**Provided information**
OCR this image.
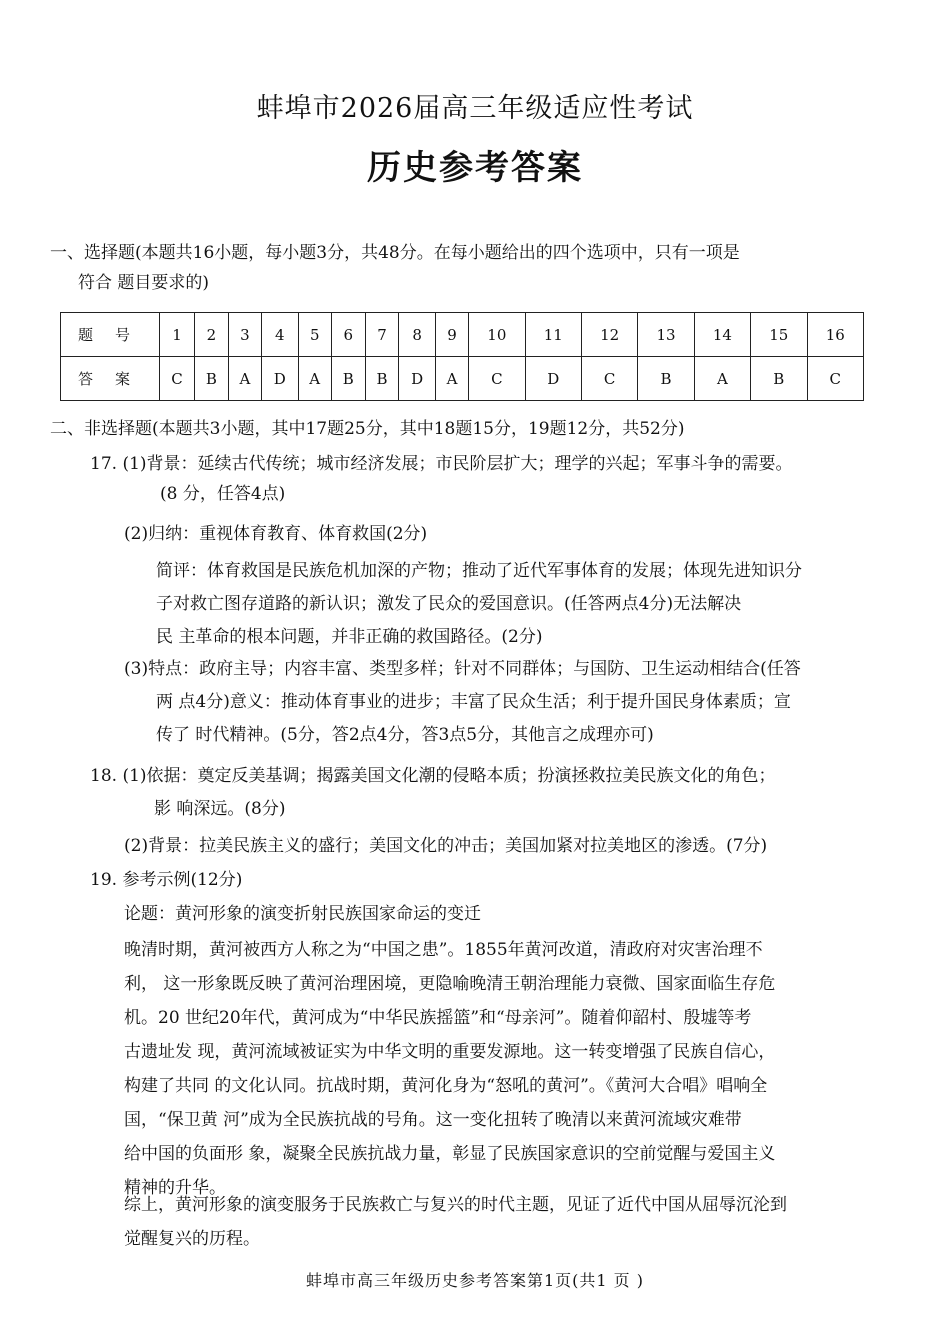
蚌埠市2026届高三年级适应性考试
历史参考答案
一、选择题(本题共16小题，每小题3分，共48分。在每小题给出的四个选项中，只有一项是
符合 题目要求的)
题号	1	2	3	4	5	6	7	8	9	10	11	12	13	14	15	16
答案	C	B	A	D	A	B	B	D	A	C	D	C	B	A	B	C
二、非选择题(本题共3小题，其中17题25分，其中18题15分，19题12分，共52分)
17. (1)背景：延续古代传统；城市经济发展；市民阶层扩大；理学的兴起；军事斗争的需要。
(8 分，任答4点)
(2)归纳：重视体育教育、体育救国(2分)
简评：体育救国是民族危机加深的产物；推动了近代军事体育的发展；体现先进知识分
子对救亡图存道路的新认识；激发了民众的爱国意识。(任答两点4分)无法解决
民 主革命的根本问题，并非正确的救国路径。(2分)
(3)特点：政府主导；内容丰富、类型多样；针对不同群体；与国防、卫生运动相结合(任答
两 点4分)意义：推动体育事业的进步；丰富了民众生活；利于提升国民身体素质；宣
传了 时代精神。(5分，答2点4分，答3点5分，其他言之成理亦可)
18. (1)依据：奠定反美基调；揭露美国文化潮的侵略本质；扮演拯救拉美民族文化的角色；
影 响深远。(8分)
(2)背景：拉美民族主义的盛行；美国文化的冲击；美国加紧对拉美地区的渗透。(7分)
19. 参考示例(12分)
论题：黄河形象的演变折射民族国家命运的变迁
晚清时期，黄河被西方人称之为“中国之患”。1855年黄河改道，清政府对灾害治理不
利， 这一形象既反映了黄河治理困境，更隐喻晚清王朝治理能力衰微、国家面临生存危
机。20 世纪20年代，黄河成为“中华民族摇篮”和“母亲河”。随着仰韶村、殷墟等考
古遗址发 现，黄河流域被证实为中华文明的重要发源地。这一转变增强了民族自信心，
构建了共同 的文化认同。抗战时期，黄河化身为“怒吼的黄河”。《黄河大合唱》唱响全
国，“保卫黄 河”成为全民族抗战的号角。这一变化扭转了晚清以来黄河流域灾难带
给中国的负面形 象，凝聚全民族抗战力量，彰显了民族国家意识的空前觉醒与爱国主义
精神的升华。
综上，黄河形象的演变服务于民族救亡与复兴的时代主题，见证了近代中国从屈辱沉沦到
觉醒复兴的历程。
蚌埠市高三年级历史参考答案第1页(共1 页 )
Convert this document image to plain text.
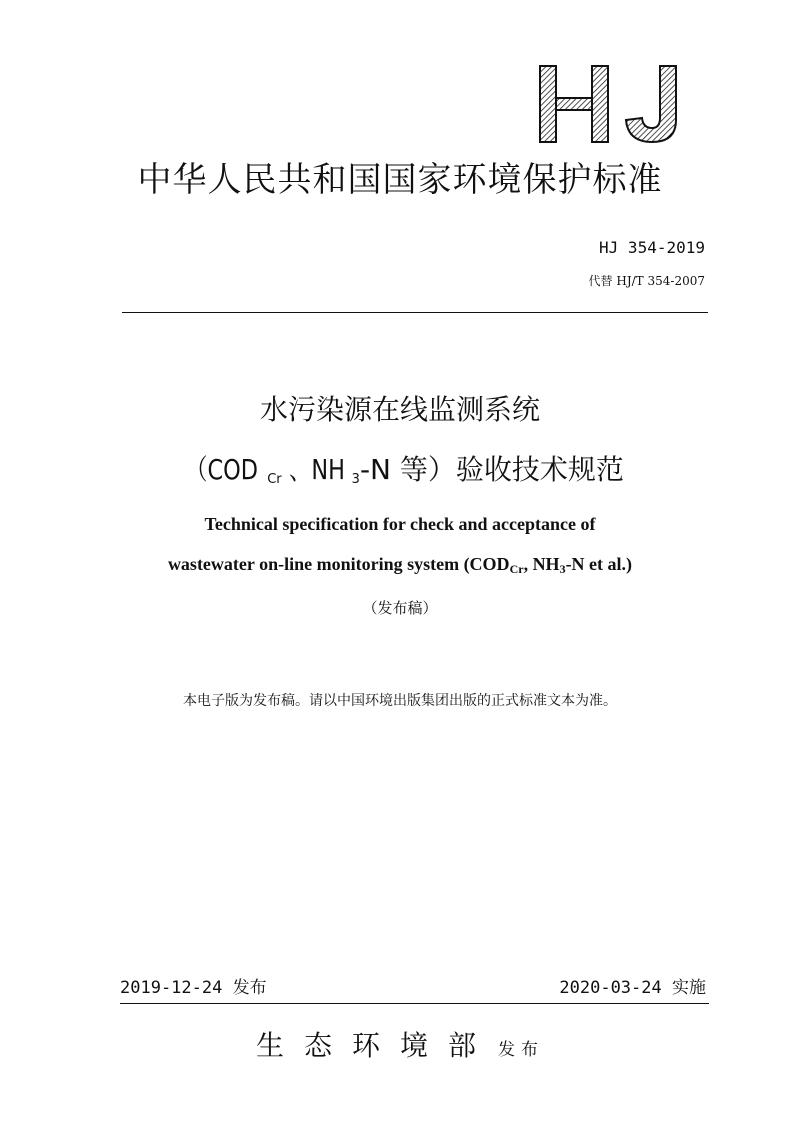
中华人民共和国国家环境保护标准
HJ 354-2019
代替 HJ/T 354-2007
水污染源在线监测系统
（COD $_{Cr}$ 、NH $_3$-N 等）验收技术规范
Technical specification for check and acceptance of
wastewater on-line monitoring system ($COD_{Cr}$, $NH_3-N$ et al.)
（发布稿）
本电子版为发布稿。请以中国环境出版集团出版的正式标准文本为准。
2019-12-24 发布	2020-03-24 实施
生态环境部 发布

**Exercise directions**
Tally the lines of the listing in which the word "image" occurs, and state the total alone.

**Expected answer**
2